2. My sister DID know her origins. She also knew that my parents didn't talk about it with anyone else -- just with her, and IN HER MIND,not through their actions, she felt too intimidated to talk about it with anyone EXCEPT my parents. As you allude to, sometimes parents are not the person a teen needs for perspective.

3. I don't care about teaching moments for other people. I care ONLY about SHOWING to my child that such questions can be handled with decorum and pride. That's IT -- modeling for my child how not to "get out of" a situation, but to address a situation confidently.

4. I never suggest "advertising" anything. In fact, I discussed at length how to guide the conversation AWAY from personal details -- but in a way that doesn't result in an obvious brick wall. Again, I've NEVER advocated "advertising", I've just advocated moving off of topics without being NAKEDLY OPPOSITIONAL (even in a kindly way), but to use generalities, politics, etc.

5. Strangers. While I made a few references to strangers, I'm mostly talking about acquaintances, people close enough that they feel comfortable asking, but we may not feel comfortable telling: (as I stated above) people at church, neighbors, co-workers, extended family and social friends.

6. "Why" people are asking: I gave the racist caveat. If someone is dismissive or demeaning (not just awkward), all bets are off.

7. People can best "control" their stories by owning them. Look at celebrities -- how successful are they at "controlling" the dissemination of the details of their lives? Not very. The ones with REAL control are the ones who proactively discuss their stories openly, diffusing the curiosity.

In our town, these kids will be objects of curiosity their entire lives. Walking around saying "none of your business" (however kindly) is only going increase the curiosity, whereas open dialog that I'm suggesting, where details are omitted WITHOUT BLATANT DEFLECTION, but with SUBTLE deflection, so that the questioner feels satisfied AND HAS HIS OR HER CURIOSITY SATISFIED is the best tool to demonstrate to your child, as he or she develops, that you don't have to go through life "deflecting" everyone.

One way I'd do this is to always use "RELINQUISH". I may know that "relinquished" means "found on the side of the road", but the word will infer to the questioner the American equivalent of a hospital hand-off. It answers the question, but doesn't say "found on the side of the road". The person has a picture in their mind, had his or her question answered and will be satisfied with it. The child's story doesn't become a source of contention in front of the child. Mission accomplished.

━━━━━━

**Instructions for the task:**
Reproduce the passage from the post on answering questions about a child's origins, starting at "5. Strangers. While" and ending at "bets are off.". The entries come from a separate source.

[Data drawn from a collection]
━━━━━━

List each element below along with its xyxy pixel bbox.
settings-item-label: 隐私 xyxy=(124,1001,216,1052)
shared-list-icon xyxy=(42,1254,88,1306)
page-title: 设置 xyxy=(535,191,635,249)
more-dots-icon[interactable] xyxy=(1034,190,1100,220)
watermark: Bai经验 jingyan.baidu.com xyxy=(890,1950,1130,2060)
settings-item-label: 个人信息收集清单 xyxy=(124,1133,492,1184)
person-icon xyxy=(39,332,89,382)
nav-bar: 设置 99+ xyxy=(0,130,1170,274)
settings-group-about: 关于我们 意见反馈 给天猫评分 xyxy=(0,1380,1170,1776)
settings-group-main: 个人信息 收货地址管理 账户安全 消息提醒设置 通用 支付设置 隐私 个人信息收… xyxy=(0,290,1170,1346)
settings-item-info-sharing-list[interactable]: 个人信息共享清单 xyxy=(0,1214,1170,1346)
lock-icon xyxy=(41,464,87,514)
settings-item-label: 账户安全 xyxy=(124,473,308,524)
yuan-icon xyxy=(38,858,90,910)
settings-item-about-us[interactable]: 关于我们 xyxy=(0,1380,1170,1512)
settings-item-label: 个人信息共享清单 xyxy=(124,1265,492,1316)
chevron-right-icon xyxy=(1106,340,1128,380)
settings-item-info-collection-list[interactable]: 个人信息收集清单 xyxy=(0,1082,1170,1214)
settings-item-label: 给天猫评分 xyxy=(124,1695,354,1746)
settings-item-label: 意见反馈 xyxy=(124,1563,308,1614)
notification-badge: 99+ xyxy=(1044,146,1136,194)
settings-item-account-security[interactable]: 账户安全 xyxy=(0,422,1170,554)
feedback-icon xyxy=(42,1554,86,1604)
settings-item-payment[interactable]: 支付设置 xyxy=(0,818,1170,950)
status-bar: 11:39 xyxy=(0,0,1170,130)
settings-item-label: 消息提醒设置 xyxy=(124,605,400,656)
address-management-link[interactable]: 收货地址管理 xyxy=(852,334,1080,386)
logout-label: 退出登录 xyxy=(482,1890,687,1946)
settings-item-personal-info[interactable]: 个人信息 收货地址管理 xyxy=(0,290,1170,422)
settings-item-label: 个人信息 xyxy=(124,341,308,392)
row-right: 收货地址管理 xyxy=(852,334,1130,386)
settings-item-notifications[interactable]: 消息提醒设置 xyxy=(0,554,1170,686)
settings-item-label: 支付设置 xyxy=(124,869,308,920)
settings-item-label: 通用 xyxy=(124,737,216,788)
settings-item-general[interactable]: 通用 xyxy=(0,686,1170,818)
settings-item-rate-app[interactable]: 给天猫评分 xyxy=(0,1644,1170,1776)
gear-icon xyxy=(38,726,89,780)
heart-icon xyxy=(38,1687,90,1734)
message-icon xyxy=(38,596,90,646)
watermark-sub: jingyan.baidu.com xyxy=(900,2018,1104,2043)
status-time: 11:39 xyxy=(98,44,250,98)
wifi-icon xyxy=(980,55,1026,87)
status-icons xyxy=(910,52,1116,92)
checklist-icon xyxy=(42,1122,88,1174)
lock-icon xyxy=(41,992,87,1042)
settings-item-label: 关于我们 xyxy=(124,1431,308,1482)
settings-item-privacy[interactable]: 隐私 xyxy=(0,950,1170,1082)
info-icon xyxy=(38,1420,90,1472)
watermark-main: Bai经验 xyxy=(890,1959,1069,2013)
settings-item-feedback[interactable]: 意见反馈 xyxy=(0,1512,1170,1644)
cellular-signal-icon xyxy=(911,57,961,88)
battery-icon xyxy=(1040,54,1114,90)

━━━━━━

**Answer:**
5. Strangers. While I made a few references to strangers, I'm mostly talking about acquaintances, people close enough that they feel comfortable asking, but we may not feel comfortable telling: (as I stated above) people at church, neighbors, co-workers, extended family and social friends.

6. "Why" people are asking: I gave the racist caveat. If someone is dismissive or demeaning (not just awkward), all bets are off.